WHAT YOU HAVE TO DO >>
Select, from the material below, each line with "насосных" in it.

(Data excerpts)
----------
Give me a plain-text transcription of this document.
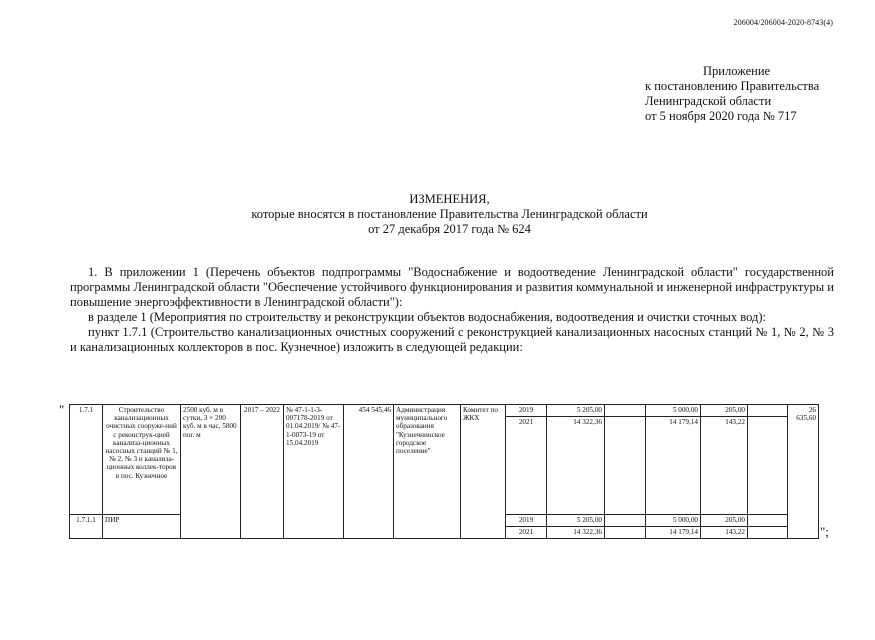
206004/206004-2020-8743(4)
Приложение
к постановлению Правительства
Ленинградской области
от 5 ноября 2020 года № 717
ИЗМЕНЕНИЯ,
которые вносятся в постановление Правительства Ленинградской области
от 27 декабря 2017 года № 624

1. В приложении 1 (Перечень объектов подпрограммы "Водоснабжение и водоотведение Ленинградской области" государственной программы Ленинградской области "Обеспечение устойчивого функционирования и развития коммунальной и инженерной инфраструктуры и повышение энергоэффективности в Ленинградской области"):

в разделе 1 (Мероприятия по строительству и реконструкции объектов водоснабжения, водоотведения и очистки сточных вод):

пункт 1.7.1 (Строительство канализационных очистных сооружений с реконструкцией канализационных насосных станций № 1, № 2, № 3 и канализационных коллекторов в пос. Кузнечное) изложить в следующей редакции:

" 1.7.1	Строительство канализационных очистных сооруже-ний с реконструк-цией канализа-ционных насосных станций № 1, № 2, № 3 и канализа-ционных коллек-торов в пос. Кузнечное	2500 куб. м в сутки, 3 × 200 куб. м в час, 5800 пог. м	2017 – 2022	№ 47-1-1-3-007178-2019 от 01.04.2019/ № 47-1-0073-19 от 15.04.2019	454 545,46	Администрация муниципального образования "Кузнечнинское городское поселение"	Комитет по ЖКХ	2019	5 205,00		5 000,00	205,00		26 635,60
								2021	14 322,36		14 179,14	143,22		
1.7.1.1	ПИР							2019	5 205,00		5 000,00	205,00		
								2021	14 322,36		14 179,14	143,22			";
----------
EXERCISE OUTPUT >>
пункт 1.7.1 (Строительство канализационных очистных сооружений с реконструкцией канализационных насосных станций № 1, № 2, № 3 и канализационных коллекторов в пос. Кузнечное) изложить в следующей редакции:
" 1.7.1	Строительство канализационных очистных сооруже-ний с реконструк-цией канализа-ционных насосных станций № 1, № 2, № 3 и канализа-ционных коллек-торов в пос. Кузнечное	2500 куб. м в сутки, 3 × 200 куб. м в час, 5800 пог. м	2017 – 2022	№ 47-1-1-3-007178-2019 от 01.04.2019/ № 47-1-0073-19 от 15.04.2019	454 545,46	Администрация муниципального образования "Кузнечнинское городское поселение"	Комитет по ЖКХ	2019	5 205,00		5 000,00	205,00		26 635,60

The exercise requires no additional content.